TASK DATA
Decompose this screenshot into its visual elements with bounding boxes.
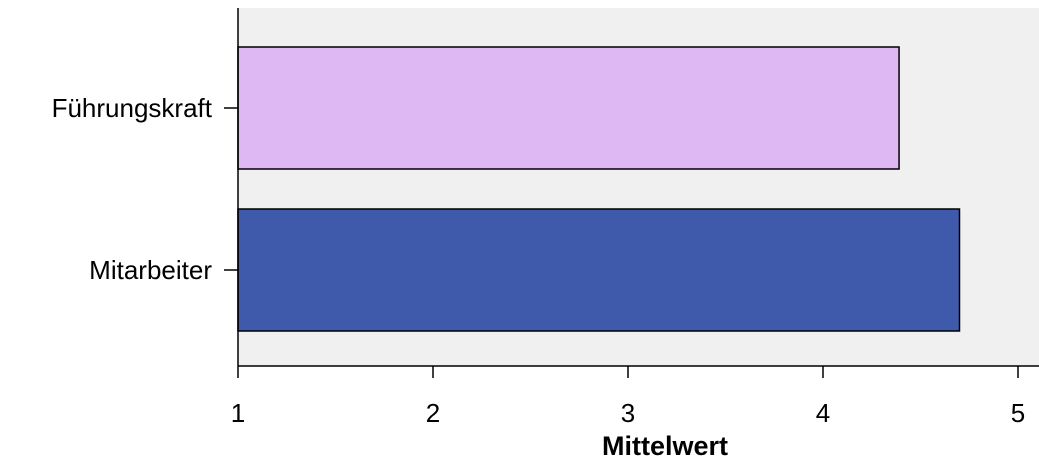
bar-2 (237, 208, 961, 332)
x-tick-label: 1 (231, 398, 245, 428)
x-tick-label: 5 (1011, 398, 1025, 428)
y-tick-label: Führungskraft (52, 93, 213, 123)
x-tick-label: 4 (816, 398, 830, 428)
y-tick-label: Mitarbeiter (89, 255, 212, 285)
y-axis-ticks: Führungskraft Mitarbeiter (52, 93, 238, 285)
x-axis-ticks: 1 2 3 4 5 (231, 366, 1025, 428)
x-tick-label: 3 (621, 398, 635, 428)
bars-layer (237, 46, 961, 332)
x-axis-title: Mittelwert (602, 431, 728, 460)
bar-1 (237, 46, 900, 170)
x-tick-label: 2 (426, 398, 440, 428)
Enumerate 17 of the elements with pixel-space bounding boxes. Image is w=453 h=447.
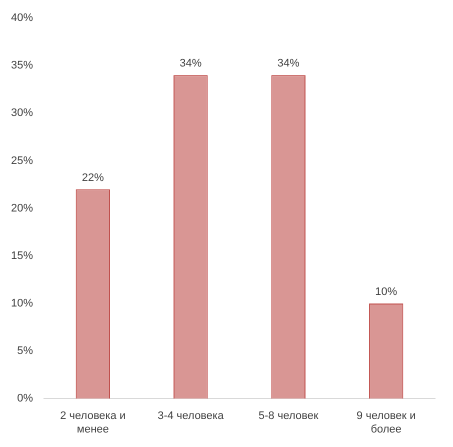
y-tick-label: 5% <box>17 345 34 358</box>
x-tick-label: 5-8 человек <box>258 410 318 422</box>
data-label: 22% <box>82 172 104 184</box>
y-tick-label: 10% <box>10 297 34 310</box>
x-tick-label: 3-4 человека <box>158 410 225 422</box>
x-tick-label: 9 человек и более <box>356 410 416 436</box>
y-tick-label: 35% <box>10 60 34 72</box>
y-tick-label: 25% <box>10 154 34 167</box>
y-tick-label: 30% <box>10 107 34 120</box>
y-tick-label: 0% <box>17 392 34 405</box>
x-tick-label: 2 человека и менее <box>60 410 126 436</box>
y-tick-label: 15% <box>10 250 34 262</box>
y-tick-label: 20% <box>10 202 34 214</box>
data-label: 34% <box>180 58 202 70</box>
y-tick-label: 40% <box>10 12 34 24</box>
data-label: 34% <box>277 58 300 70</box>
data-label: 10% <box>375 286 398 298</box>
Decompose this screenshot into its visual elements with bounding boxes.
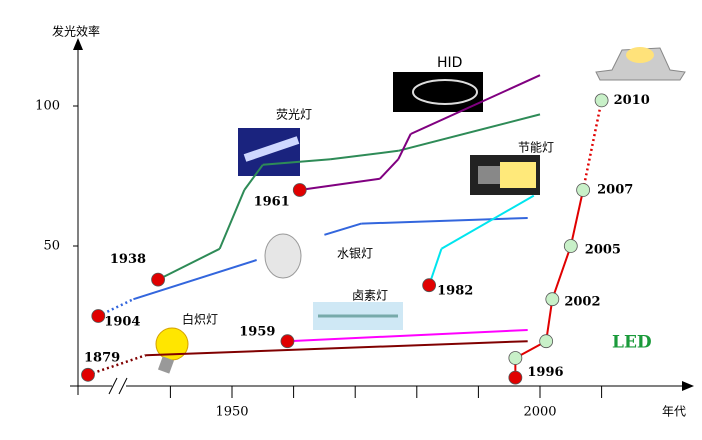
line-segment: [133, 259, 257, 301]
x-arrow: [682, 381, 694, 391]
line-segment: [87, 354, 147, 376]
milestone-dot: [563, 239, 578, 253]
y-axis-label: 发光效率: [52, 24, 100, 39]
x-tick-label: 1950: [215, 405, 248, 420]
year-label: 1961: [254, 195, 290, 210]
line-segment: [262, 158, 331, 166]
milestone-dot: [81, 367, 95, 382]
year-label: 1996: [527, 365, 563, 380]
line-segment: [410, 74, 541, 135]
line-segment: [157, 247, 221, 281]
milestone-dot: [508, 370, 523, 385]
lamp-name: 水银灯: [337, 247, 373, 261]
lamp-pictures: [155, 47, 686, 374]
x-axis-label: 年代: [662, 405, 686, 419]
year-label: 1938: [110, 252, 146, 267]
line-segment: [581, 100, 603, 191]
milestone-dot: [539, 334, 554, 349]
lamp-name: 白炽灯: [182, 312, 218, 327]
lamp-name: 节能灯: [518, 141, 554, 155]
milestone-dot: [594, 93, 609, 108]
milestone-dot: [151, 272, 165, 287]
x-tick-label: 2000: [523, 405, 556, 420]
line-segment: [551, 245, 572, 300]
line-segment: [324, 222, 362, 236]
year-label: 2005: [585, 243, 621, 258]
axis-break: [108, 377, 128, 395]
fluorescent-tube: [243, 136, 300, 162]
year-label: 1904: [104, 315, 140, 330]
incandescent-base: [157, 356, 175, 374]
line-segment: [398, 113, 541, 152]
year-label: 1982: [437, 284, 473, 299]
milestone-dot: [292, 183, 307, 197]
cfl-base: [478, 166, 500, 184]
milestone-dot: [91, 309, 106, 323]
cfl-tubes: [500, 162, 536, 188]
lamp-name: 卤素灯: [352, 289, 388, 303]
lamp-name: LED: [612, 333, 652, 353]
line-segment: [243, 164, 264, 191]
line-segment: [361, 217, 528, 225]
year-label: 2002: [564, 295, 600, 310]
line-segment: [545, 299, 554, 342]
line-segment: [330, 149, 399, 161]
line-segment: [299, 177, 380, 191]
milestone-dot: [508, 351, 523, 365]
led-lens: [626, 47, 654, 63]
y-tick-label: 100: [35, 99, 60, 114]
line-segment: [440, 194, 535, 250]
hid-picture: [393, 72, 483, 112]
line-segment: [287, 329, 528, 343]
axis-break-gap: [112, 382, 126, 390]
line-segment: [569, 189, 585, 247]
mercury-picture: [264, 233, 302, 279]
line-segment: [218, 189, 246, 250]
milestone-dot: [280, 334, 295, 349]
axes: 发光效率 年代: [52, 24, 694, 419]
y-arrow: [73, 38, 83, 50]
lamp-name: HID: [437, 55, 462, 71]
milestone-dot: [422, 278, 437, 293]
line-segment: [397, 133, 412, 160]
year-label: 2007: [597, 183, 633, 198]
milestone-dot: [576, 183, 591, 197]
line-segment: [379, 158, 400, 180]
line-segment: [145, 340, 528, 357]
milestone-dot: [545, 292, 560, 307]
hid-bulb: [412, 79, 478, 105]
year-label: 2010: [614, 93, 650, 108]
year-label: 1879: [84, 350, 120, 365]
y-tick-label: 50: [43, 239, 60, 254]
year-label: 1959: [239, 325, 275, 340]
lamp-name: 荧光灯: [276, 108, 312, 122]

TASK DESCRIPTION
Can you rewrite all the records above with "milestone-dot" replaced by "milestone-marker" wherever it occurs, keeping everything else unchanged and leaving out the pictures?

SOLUTION
Decompose this screenshot into its visual elements with bounding boxes.
bar-2 (237, 208, 961, 332)
x-tick-label: 1 (231, 398, 245, 428)
x-tick-label: 5 (1011, 398, 1025, 428)
y-tick-label: Führungskraft (52, 93, 213, 123)
x-tick-label: 4 (816, 398, 830, 428)
y-tick-label: Mitarbeiter (89, 255, 212, 285)
y-axis-ticks: Führungskraft Mitarbeiter (52, 93, 238, 285)
x-axis-ticks: 1 2 3 4 5 (231, 366, 1025, 428)
x-tick-label: 3 (621, 398, 635, 428)
bars-layer (237, 46, 961, 332)
x-axis-title: Mittelwert (602, 431, 728, 460)
bar-1 (237, 46, 900, 170)
x-tick-label: 2 (426, 398, 440, 428)
Enumerate 17 of the elements with pixel-space bounding boxes. Image is w=453 h=447.
y-tick-label: 5% <box>17 345 34 358</box>
x-tick-label: 5-8 человек <box>258 410 318 422</box>
data-label: 22% <box>82 172 104 184</box>
y-tick-label: 10% <box>10 297 34 310</box>
x-tick-label: 3-4 человека <box>158 410 225 422</box>
x-tick-label: 9 человек и более <box>356 410 416 436</box>
y-tick-label: 35% <box>10 60 34 72</box>
y-tick-label: 25% <box>10 154 34 167</box>
y-tick-label: 30% <box>10 107 34 120</box>
y-tick-label: 0% <box>17 392 34 405</box>
x-tick-label: 2 человека и менее <box>60 410 126 436</box>
y-tick-label: 15% <box>10 250 34 262</box>
y-tick-label: 20% <box>10 202 34 214</box>
data-label: 34% <box>180 58 202 70</box>
y-tick-label: 40% <box>10 12 34 24</box>
data-label: 34% <box>277 58 300 70</box>
data-label: 10% <box>375 286 398 298</box>
Decompose this screenshot into its visual elements with bounding boxes.
line-segment: [133, 259, 257, 301]
x-arrow: [682, 381, 694, 391]
line-segment: [87, 354, 147, 376]
milestone-marker: [563, 239, 578, 253]
y-axis-label: 发光效率: [52, 24, 100, 39]
x-tick-label: 1950: [215, 405, 248, 420]
year-label: 1961: [254, 195, 290, 210]
line-segment: [262, 158, 331, 166]
milestone-marker: [81, 367, 95, 382]
year-label: 1996: [527, 365, 563, 380]
line-segment: [410, 74, 541, 135]
line-segment: [157, 247, 221, 281]
milestone-marker: [508, 370, 523, 385]
lamp-name: 水银灯: [337, 247, 373, 261]
lamp-pictures: [155, 47, 686, 374]
x-axis-label: 年代: [662, 405, 686, 419]
year-label: 1938: [110, 252, 146, 267]
line-segment: [581, 100, 603, 191]
milestone-marker: [539, 334, 554, 349]
lamp-name: 白炽灯: [182, 312, 218, 327]
lamp-name: 节能灯: [518, 141, 554, 155]
milestone-marker: [594, 93, 609, 108]
milestone-marker: [151, 272, 165, 287]
x-tick-label: 2000: [523, 405, 556, 420]
line-segment: [551, 245, 572, 300]
line-segment: [324, 222, 362, 236]
year-label: 2005: [585, 243, 621, 258]
axis-break: [108, 377, 128, 395]
fluorescent-tube: [243, 136, 300, 162]
year-label: 1904: [104, 315, 140, 330]
incandescent-base: [157, 356, 175, 374]
line-segment: [398, 113, 541, 152]
year-label: 1982: [437, 284, 473, 299]
milestone-marker: [292, 183, 307, 197]
cfl-base: [478, 166, 500, 184]
milestone-marker: [91, 309, 106, 323]
cfl-tubes: [500, 162, 536, 188]
lamp-name: 卤素灯: [352, 289, 388, 303]
lamp-name: LED: [612, 333, 652, 353]
line-segment: [243, 164, 264, 191]
line-segment: [361, 217, 528, 225]
year-label: 2002: [564, 295, 600, 310]
line-segment: [545, 299, 554, 342]
line-segment: [330, 149, 399, 161]
line-segment: [299, 177, 380, 191]
milestone-marker: [508, 351, 523, 365]
led-lens: [626, 47, 654, 63]
y-tick-label: 100: [35, 99, 60, 114]
line-segment: [440, 194, 535, 250]
hid-picture: [393, 72, 483, 112]
line-segment: [287, 329, 528, 343]
axis-break-gap: [112, 382, 126, 390]
line-segment: [569, 189, 585, 247]
mercury-picture: [264, 233, 302, 279]
line-segment: [218, 189, 246, 250]
milestone-marker: [280, 334, 295, 349]
axes: 发光效率 年代: [52, 24, 694, 419]
y-arrow: [73, 38, 83, 50]
lamp-name: HID: [437, 55, 462, 71]
milestone-marker: [422, 278, 437, 293]
line-segment: [397, 133, 412, 160]
year-label: 2007: [597, 183, 633, 198]
milestone-marker: [576, 183, 591, 197]
line-segment: [379, 158, 400, 180]
line-segment: [145, 340, 528, 357]
milestone-marker: [545, 292, 560, 307]
hid-bulb: [412, 79, 478, 105]
year-label: 2010: [614, 93, 650, 108]
year-label: 1879: [84, 350, 120, 365]
y-tick-label: 50: [43, 239, 60, 254]
year-label: 1959: [239, 325, 275, 340]
lamp-name: 荧光灯: [276, 108, 312, 122]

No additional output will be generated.